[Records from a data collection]
━━━━━━━━
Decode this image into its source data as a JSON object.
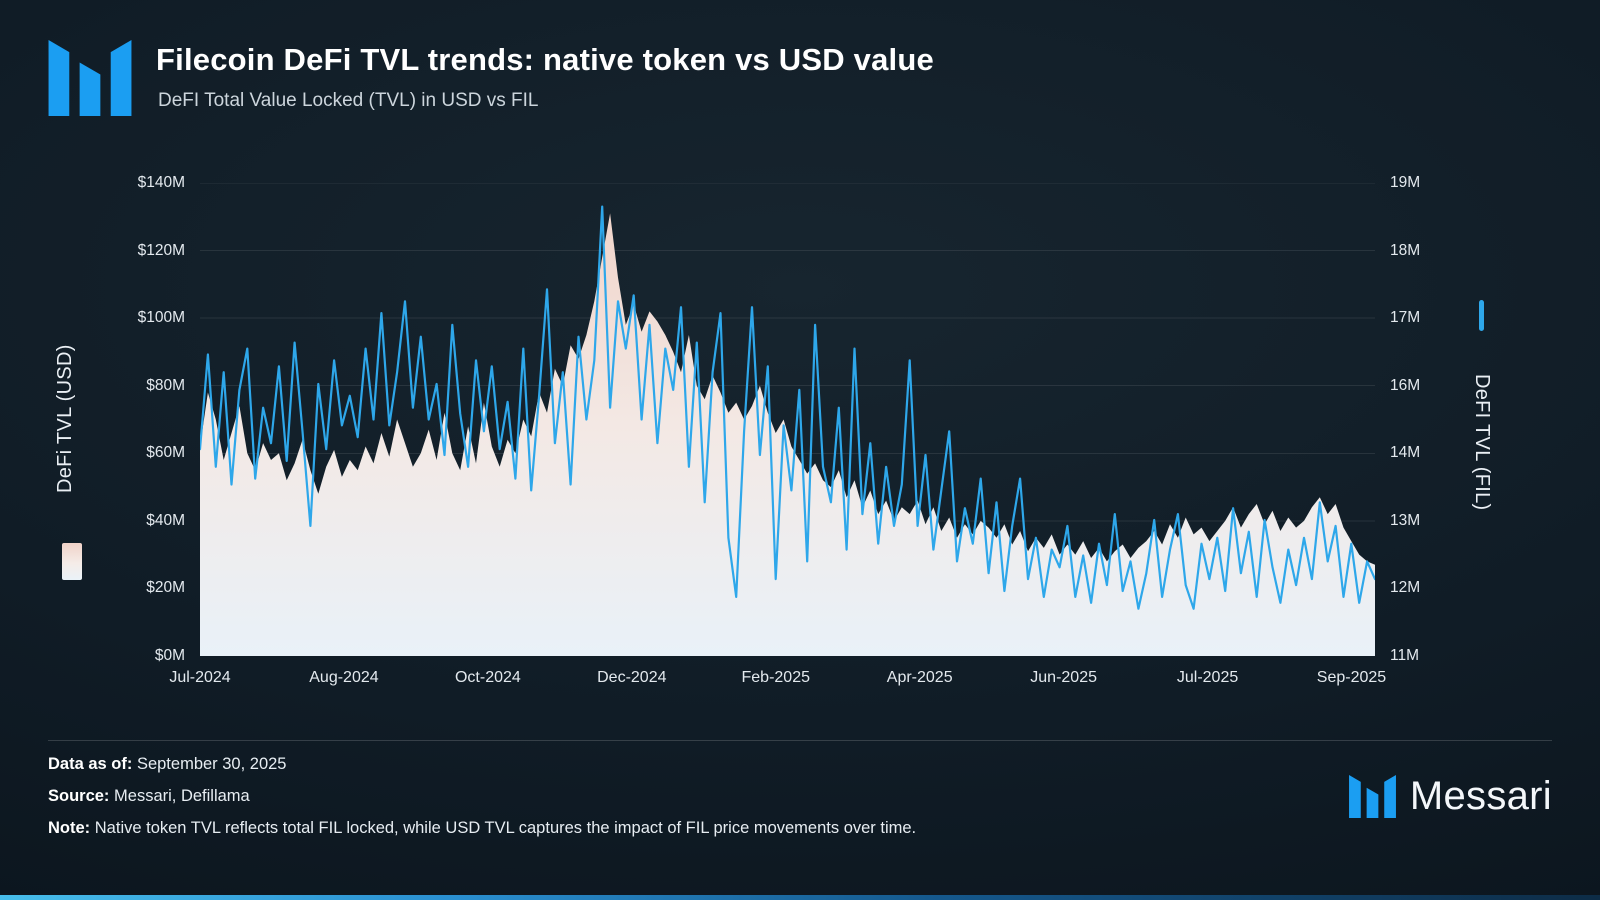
{
  "header": {
    "title": "Filecoin DeFi TVL trends: native token vs USD value",
    "subtitle": "DeFI Total Value Locked (TVL) in USD vs FIL"
  },
  "footer": {
    "data_as_of_label": "Data as of:",
    "data_as_of": "September 30, 2025",
    "source_label": "Source:",
    "source": "Messari, Defillama",
    "note_label": "Note:",
    "note": "Native token TVL reflects total FIL locked, while USD TVL captures the impact of FIL price movements over time.",
    "brand": "Messari"
  },
  "colors": {
    "accent_blue": "#2ea7ea",
    "logo_blue": "#1b9ef2",
    "area_top": "#f1d5cb",
    "area_mid": "#f3e9e5",
    "area_bottom": "#e9f1f8",
    "background": "#101c26"
  },
  "chart_data": {
    "type": "area+line",
    "title": "Filecoin DeFi TVL trends: native token vs USD value",
    "grid": true,
    "x_tick_labels": [
      "Jul-2024",
      "Aug-2024",
      "Oct-2024",
      "Dec-2024",
      "Feb-2025",
      "Apr-2025",
      "Jun-2025",
      "Jul-2025",
      "Sep-2025"
    ],
    "x_tick_span_fraction": 0.98,
    "left_axis": {
      "label": "DeFi TVL (USD)",
      "min": 0,
      "max": 140,
      "ticks": [
        "$0M",
        "$20M",
        "$40M",
        "$60M",
        "$80M",
        "$100M",
        "$120M",
        "$140M"
      ]
    },
    "right_axis": {
      "label": "DeFI TVL (FIL)",
      "min": 11,
      "max": 19,
      "ticks": [
        "11M",
        "12M",
        "13M",
        "14M",
        "16M",
        "17M",
        "18M",
        "19M"
      ]
    },
    "series": [
      {
        "name": "DeFi TVL (USD)",
        "type": "area",
        "axis": "left",
        "unit": "USD millions",
        "values": [
          62,
          78,
          70,
          58,
          66,
          74,
          60,
          55,
          63,
          58,
          60,
          52,
          57,
          64,
          55,
          48,
          56,
          61,
          53,
          58,
          55,
          62,
          57,
          66,
          59,
          70,
          63,
          56,
          60,
          67,
          58,
          72,
          60,
          55,
          68,
          57,
          75,
          62,
          56,
          64,
          60,
          70,
          65,
          78,
          72,
          85,
          80,
          92,
          88,
          95,
          105,
          118,
          131,
          112,
          98,
          104,
          96,
          102,
          99,
          95,
          90,
          84,
          95,
          80,
          76,
          83,
          78,
          72,
          75,
          70,
          74,
          80,
          72,
          66,
          70,
          62,
          58,
          54,
          57,
          52,
          50,
          55,
          47,
          52,
          44,
          49,
          42,
          46,
          40,
          44,
          42,
          46,
          39,
          44,
          37,
          41,
          35,
          39,
          36,
          40,
          38,
          35,
          39,
          33,
          37,
          31,
          35,
          32,
          36,
          30,
          33,
          30,
          34,
          29,
          32,
          28,
          31,
          33,
          29,
          32,
          34,
          37,
          33,
          39,
          35,
          41,
          36,
          38,
          34,
          37,
          40,
          44,
          38,
          42,
          45,
          39,
          43,
          37,
          41,
          38,
          40,
          44,
          47,
          42,
          45,
          38,
          34,
          30,
          28,
          27
        ]
      },
      {
        "name": "DeFI TVL (FIL)",
        "type": "line",
        "axis": "right",
        "unit": "FIL millions",
        "values": [
          14.5,
          16.1,
          14.2,
          15.8,
          13.9,
          15.5,
          16.2,
          14.0,
          15.2,
          14.6,
          15.9,
          14.3,
          16.3,
          14.8,
          13.2,
          15.6,
          14.5,
          16.0,
          14.9,
          15.4,
          14.7,
          16.2,
          15.0,
          16.8,
          14.9,
          15.8,
          17.0,
          15.2,
          16.4,
          15.0,
          15.6,
          14.4,
          16.6,
          15.1,
          14.2,
          16.0,
          14.8,
          15.9,
          14.5,
          15.3,
          14.0,
          16.2,
          13.8,
          15.4,
          17.2,
          14.6,
          15.8,
          13.9,
          16.4,
          15.0,
          16.0,
          18.6,
          15.2,
          17.0,
          16.2,
          17.1,
          15.0,
          16.6,
          14.6,
          16.2,
          15.5,
          16.9,
          14.2,
          16.3,
          13.6,
          15.8,
          16.8,
          13.0,
          12.0,
          14.8,
          16.9,
          14.4,
          15.9,
          12.3,
          14.9,
          13.8,
          15.5,
          12.6,
          16.6,
          14.2,
          13.6,
          15.2,
          12.8,
          16.2,
          13.4,
          14.6,
          12.9,
          14.2,
          13.2,
          13.9,
          16.0,
          13.2,
          14.4,
          12.8,
          13.8,
          14.8,
          12.6,
          13.5,
          12.9,
          14.0,
          12.4,
          13.6,
          12.1,
          13.2,
          14.0,
          12.3,
          13.0,
          12.0,
          12.8,
          12.5,
          13.2,
          12.0,
          12.7,
          11.9,
          12.9,
          12.2,
          13.4,
          12.1,
          12.6,
          11.8,
          12.4,
          13.3,
          12.0,
          12.8,
          13.4,
          12.2,
          11.8,
          12.9,
          12.3,
          13.0,
          12.1,
          13.5,
          12.4,
          13.1,
          12.0,
          13.3,
          12.5,
          11.9,
          12.8,
          12.2,
          13.0,
          12.3,
          13.6,
          12.6,
          13.2,
          12.0,
          12.9,
          11.9,
          12.6,
          12.3
        ]
      }
    ]
  }
}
━━━━━━━━
Every line above should be returned word for word, with the pictures left behind.

Decode this image into its source data as a JSON object.
{
  "header": {
    "title": "Filecoin DeFi TVL trends: native token vs USD value",
    "subtitle": "DeFI Total Value Locked (TVL) in USD vs FIL"
  },
  "footer": {
    "data_as_of_label": "Data as of:",
    "data_as_of": "September 30, 2025",
    "source_label": "Source:",
    "source": "Messari, Defillama",
    "note_label": "Note:",
    "note": "Native token TVL reflects total FIL locked, while USD TVL captures the impact of FIL price movements over time.",
    "brand": "Messari"
  },
  "colors": {
    "accent_blue": "#2ea7ea",
    "logo_blue": "#1b9ef2",
    "area_top": "#f1d5cb",
    "area_mid": "#f3e9e5",
    "area_bottom": "#e9f1f8",
    "background": "#101c26"
  },
  "chart_data": {
    "type": "area+line",
    "title": "Filecoin DeFi TVL trends: native token vs USD value",
    "grid": true,
    "x_tick_labels": [
      "Jul-2024",
      "Aug-2024",
      "Oct-2024",
      "Dec-2024",
      "Feb-2025",
      "Apr-2025",
      "Jun-2025",
      "Jul-2025",
      "Sep-2025"
    ],
    "x_tick_span_fraction": 0.98,
    "left_axis": {
      "label": "DeFi TVL (USD)",
      "min": 0,
      "max": 140,
      "ticks": [
        "$0M",
        "$20M",
        "$40M",
        "$60M",
        "$80M",
        "$100M",
        "$120M",
        "$140M"
      ]
    },
    "right_axis": {
      "label": "DeFI TVL (FIL)",
      "min": 11,
      "max": 19,
      "ticks": [
        "11M",
        "12M",
        "13M",
        "14M",
        "16M",
        "17M",
        "18M",
        "19M"
      ]
    },
    "series": [
      {
        "name": "DeFi TVL (USD)",
        "type": "area",
        "axis": "left",
        "unit": "USD millions",
        "values": [
          62,
          78,
          70,
          58,
          66,
          74,
          60,
          55,
          63,
          58,
          60,
          52,
          57,
          64,
          55,
          48,
          56,
          61,
          53,
          58,
          55,
          62,
          57,
          66,
          59,
          70,
          63,
          56,
          60,
          67,
          58,
          72,
          60,
          55,
          68,
          57,
          75,
          62,
          56,
          64,
          60,
          70,
          65,
          78,
          72,
          85,
          80,
          92,
          88,
          95,
          105,
          118,
          131,
          112,
          98,
          104,
          96,
          102,
          99,
          95,
          90,
          84,
          95,
          80,
          76,
          83,
          78,
          72,
          75,
          70,
          74,
          80,
          72,
          66,
          70,
          62,
          58,
          54,
          57,
          52,
          50,
          55,
          47,
          52,
          44,
          49,
          42,
          46,
          40,
          44,
          42,
          46,
          39,
          44,
          37,
          41,
          35,
          39,
          36,
          40,
          38,
          35,
          39,
          33,
          37,
          31,
          35,
          32,
          36,
          30,
          33,
          30,
          34,
          29,
          32,
          28,
          31,
          33,
          29,
          32,
          34,
          37,
          33,
          39,
          35,
          41,
          36,
          38,
          34,
          37,
          40,
          44,
          38,
          42,
          45,
          39,
          43,
          37,
          41,
          38,
          40,
          44,
          47,
          42,
          45,
          38,
          34,
          30,
          28,
          27
        ]
      },
      {
        "name": "DeFI TVL (FIL)",
        "type": "line",
        "axis": "right",
        "unit": "FIL millions",
        "values": [
          14.5,
          16.1,
          14.2,
          15.8,
          13.9,
          15.5,
          16.2,
          14.0,
          15.2,
          14.6,
          15.9,
          14.3,
          16.3,
          14.8,
          13.2,
          15.6,
          14.5,
          16.0,
          14.9,
          15.4,
          14.7,
          16.2,
          15.0,
          16.8,
          14.9,
          15.8,
          17.0,
          15.2,
          16.4,
          15.0,
          15.6,
          14.4,
          16.6,
          15.1,
          14.2,
          16.0,
          14.8,
          15.9,
          14.5,
          15.3,
          14.0,
          16.2,
          13.8,
          15.4,
          17.2,
          14.6,
          15.8,
          13.9,
          16.4,
          15.0,
          16.0,
          18.6,
          15.2,
          17.0,
          16.2,
          17.1,
          15.0,
          16.6,
          14.6,
          16.2,
          15.5,
          16.9,
          14.2,
          16.3,
          13.6,
          15.8,
          16.8,
          13.0,
          12.0,
          14.8,
          16.9,
          14.4,
          15.9,
          12.3,
          14.9,
          13.8,
          15.5,
          12.6,
          16.6,
          14.2,
          13.6,
          15.2,
          12.8,
          16.2,
          13.4,
          14.6,
          12.9,
          14.2,
          13.2,
          13.9,
          16.0,
          13.2,
          14.4,
          12.8,
          13.8,
          14.8,
          12.6,
          13.5,
          12.9,
          14.0,
          12.4,
          13.6,
          12.1,
          13.2,
          14.0,
          12.3,
          13.0,
          12.0,
          12.8,
          12.5,
          13.2,
          12.0,
          12.7,
          11.9,
          12.9,
          12.2,
          13.4,
          12.1,
          12.6,
          11.8,
          12.4,
          13.3,
          12.0,
          12.8,
          13.4,
          12.2,
          11.8,
          12.9,
          12.3,
          13.0,
          12.1,
          13.5,
          12.4,
          13.1,
          12.0,
          13.3,
          12.5,
          11.9,
          12.8,
          12.2,
          13.0,
          12.3,
          13.6,
          12.6,
          13.2,
          12.0,
          12.9,
          11.9,
          12.6,
          12.3
        ]
      }
    ]
  }
}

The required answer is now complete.